**Dataset excerpts:**

──────

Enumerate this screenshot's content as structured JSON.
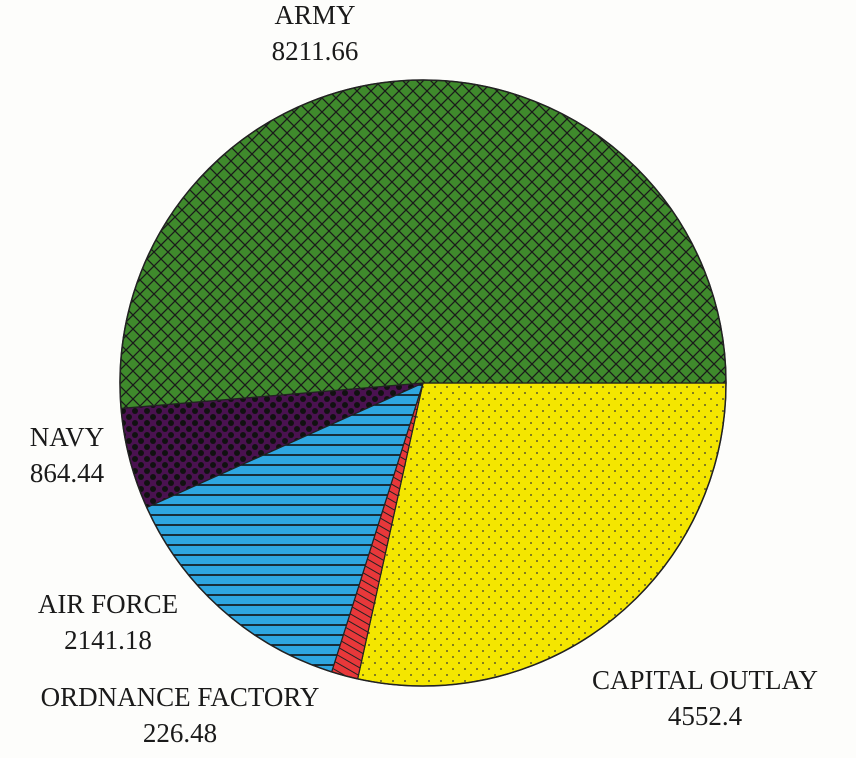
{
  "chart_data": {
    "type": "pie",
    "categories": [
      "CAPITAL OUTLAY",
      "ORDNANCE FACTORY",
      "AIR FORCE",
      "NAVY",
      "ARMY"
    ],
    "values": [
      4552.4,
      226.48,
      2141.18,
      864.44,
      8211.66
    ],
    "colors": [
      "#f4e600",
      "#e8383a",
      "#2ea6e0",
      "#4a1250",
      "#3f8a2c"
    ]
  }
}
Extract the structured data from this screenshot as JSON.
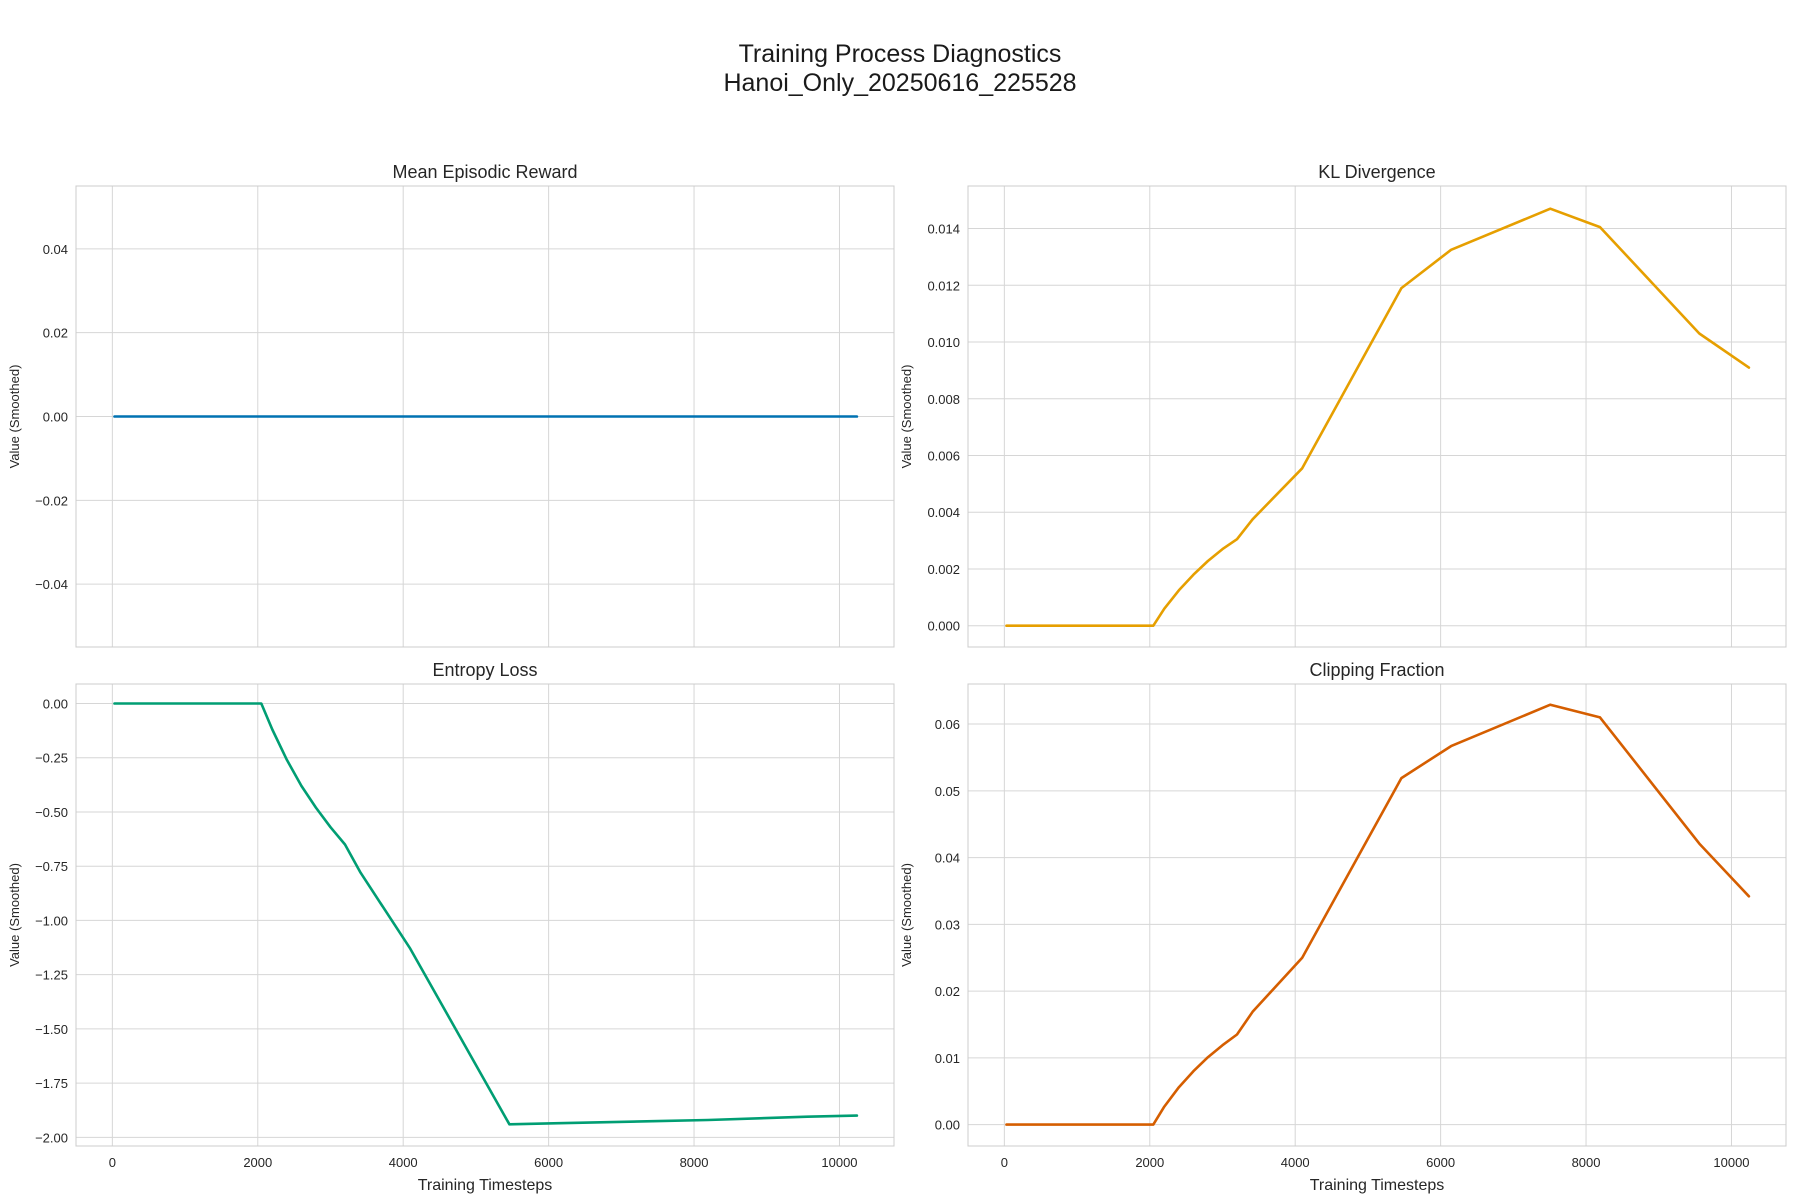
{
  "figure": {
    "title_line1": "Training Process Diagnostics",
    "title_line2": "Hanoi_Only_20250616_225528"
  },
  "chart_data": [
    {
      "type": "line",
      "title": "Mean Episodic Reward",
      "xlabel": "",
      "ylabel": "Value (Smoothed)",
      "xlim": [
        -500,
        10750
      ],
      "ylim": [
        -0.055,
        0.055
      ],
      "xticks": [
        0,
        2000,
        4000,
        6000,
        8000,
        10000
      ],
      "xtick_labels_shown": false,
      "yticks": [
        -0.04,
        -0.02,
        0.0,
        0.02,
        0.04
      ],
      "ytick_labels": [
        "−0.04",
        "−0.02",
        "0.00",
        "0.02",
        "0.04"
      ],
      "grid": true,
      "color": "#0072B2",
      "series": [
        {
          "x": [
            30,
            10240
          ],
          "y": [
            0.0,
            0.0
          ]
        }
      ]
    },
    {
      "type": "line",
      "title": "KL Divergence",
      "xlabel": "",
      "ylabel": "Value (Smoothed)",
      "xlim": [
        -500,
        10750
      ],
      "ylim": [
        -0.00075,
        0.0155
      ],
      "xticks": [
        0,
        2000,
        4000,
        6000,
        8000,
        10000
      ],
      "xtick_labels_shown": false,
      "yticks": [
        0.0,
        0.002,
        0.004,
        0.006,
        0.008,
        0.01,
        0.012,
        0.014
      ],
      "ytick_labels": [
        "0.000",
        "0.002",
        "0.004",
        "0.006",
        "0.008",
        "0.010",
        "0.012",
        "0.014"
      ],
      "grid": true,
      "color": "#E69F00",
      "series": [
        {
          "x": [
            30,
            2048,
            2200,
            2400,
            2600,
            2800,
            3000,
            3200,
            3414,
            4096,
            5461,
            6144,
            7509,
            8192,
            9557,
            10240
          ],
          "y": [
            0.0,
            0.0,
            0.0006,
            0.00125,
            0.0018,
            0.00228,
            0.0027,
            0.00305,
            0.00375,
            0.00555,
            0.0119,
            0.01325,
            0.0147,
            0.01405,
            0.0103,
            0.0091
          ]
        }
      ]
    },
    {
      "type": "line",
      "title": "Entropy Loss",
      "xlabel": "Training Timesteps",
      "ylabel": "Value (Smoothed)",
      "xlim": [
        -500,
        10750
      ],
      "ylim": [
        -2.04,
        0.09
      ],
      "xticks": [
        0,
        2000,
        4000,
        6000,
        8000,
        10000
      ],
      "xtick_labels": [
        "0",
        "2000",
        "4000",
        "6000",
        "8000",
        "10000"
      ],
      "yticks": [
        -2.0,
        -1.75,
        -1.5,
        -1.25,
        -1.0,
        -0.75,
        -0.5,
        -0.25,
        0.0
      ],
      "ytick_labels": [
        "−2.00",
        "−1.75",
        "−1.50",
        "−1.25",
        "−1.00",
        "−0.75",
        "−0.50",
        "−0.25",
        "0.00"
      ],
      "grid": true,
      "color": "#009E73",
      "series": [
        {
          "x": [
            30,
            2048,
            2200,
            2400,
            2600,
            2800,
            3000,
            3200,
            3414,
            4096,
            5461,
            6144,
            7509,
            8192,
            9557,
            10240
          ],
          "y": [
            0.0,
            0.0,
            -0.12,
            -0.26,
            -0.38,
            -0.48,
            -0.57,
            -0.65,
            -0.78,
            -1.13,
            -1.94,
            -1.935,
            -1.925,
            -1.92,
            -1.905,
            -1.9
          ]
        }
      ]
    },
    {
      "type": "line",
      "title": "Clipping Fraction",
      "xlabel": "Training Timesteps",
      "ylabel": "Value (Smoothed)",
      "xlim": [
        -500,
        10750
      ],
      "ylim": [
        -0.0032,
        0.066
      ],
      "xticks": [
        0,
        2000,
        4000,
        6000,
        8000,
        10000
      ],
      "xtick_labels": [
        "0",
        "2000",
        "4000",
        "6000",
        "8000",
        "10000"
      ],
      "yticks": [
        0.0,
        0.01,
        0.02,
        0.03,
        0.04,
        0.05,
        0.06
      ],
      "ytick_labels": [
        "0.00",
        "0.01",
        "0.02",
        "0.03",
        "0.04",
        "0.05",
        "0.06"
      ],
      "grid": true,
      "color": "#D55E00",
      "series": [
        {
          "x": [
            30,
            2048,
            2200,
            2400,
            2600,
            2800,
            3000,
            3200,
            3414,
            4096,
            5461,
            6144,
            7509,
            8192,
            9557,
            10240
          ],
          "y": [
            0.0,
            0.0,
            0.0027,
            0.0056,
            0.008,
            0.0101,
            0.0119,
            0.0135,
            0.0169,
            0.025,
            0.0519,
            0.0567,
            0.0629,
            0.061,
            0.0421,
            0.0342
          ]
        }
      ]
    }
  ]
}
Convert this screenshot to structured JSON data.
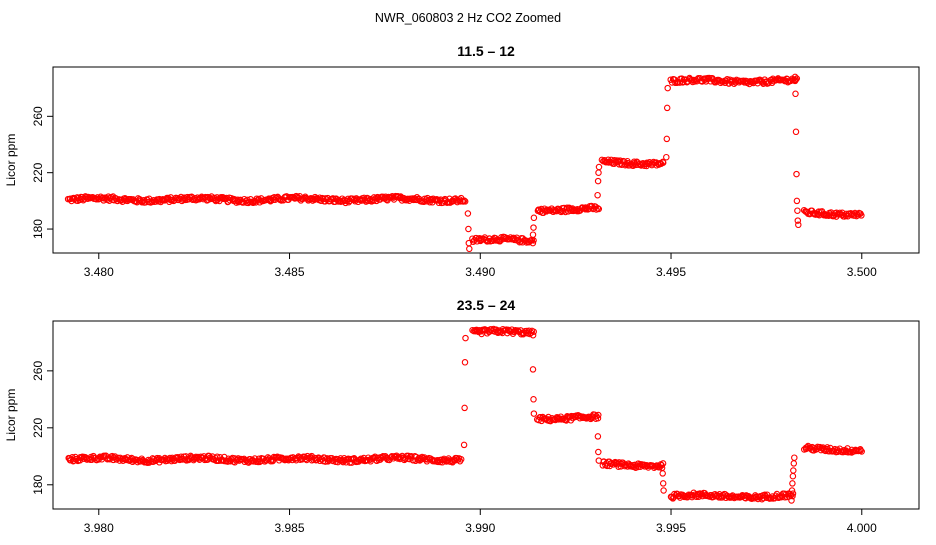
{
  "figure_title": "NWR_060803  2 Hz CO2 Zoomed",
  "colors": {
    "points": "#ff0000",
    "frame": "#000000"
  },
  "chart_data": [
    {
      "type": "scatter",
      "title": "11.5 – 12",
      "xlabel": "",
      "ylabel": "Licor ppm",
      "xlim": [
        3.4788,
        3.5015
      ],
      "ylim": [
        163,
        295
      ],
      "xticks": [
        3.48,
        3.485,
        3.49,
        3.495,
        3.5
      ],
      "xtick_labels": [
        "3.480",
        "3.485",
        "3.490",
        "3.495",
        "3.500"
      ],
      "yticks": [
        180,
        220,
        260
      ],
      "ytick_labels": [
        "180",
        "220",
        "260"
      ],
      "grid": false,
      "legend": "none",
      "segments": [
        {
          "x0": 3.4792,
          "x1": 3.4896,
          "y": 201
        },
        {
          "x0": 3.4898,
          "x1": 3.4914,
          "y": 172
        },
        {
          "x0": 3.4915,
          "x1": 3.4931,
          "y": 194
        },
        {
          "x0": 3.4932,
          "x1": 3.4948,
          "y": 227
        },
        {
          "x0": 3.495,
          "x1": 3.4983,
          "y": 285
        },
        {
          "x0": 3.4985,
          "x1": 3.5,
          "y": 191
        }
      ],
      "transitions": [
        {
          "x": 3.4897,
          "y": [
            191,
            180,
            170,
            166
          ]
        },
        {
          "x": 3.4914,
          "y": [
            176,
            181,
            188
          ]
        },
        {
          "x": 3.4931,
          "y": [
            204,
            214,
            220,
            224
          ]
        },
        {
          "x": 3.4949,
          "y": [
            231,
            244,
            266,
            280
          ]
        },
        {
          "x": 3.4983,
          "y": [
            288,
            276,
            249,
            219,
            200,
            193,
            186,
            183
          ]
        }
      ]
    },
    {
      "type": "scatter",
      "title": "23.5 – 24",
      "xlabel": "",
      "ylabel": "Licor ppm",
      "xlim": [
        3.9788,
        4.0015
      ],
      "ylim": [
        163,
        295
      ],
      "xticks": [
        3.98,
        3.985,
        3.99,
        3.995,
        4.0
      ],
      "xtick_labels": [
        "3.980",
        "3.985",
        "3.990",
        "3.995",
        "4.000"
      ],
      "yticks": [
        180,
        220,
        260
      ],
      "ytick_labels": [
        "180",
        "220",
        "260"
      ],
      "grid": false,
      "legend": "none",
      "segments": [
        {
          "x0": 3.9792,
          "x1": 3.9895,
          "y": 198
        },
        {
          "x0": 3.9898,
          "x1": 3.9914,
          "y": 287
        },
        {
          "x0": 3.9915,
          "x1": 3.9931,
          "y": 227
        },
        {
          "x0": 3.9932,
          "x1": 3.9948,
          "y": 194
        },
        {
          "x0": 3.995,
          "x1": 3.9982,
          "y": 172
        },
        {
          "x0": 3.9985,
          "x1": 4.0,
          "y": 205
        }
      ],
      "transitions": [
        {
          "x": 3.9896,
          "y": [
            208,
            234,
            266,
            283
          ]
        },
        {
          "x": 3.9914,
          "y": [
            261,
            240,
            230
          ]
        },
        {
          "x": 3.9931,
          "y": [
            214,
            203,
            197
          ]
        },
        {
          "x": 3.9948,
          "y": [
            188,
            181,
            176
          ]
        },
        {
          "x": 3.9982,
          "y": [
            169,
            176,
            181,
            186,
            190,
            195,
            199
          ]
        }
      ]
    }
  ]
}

──────

**Problem:**
Your reply is one number: how many lines of the records above contain the word "JSON".

**Answer in full:**
3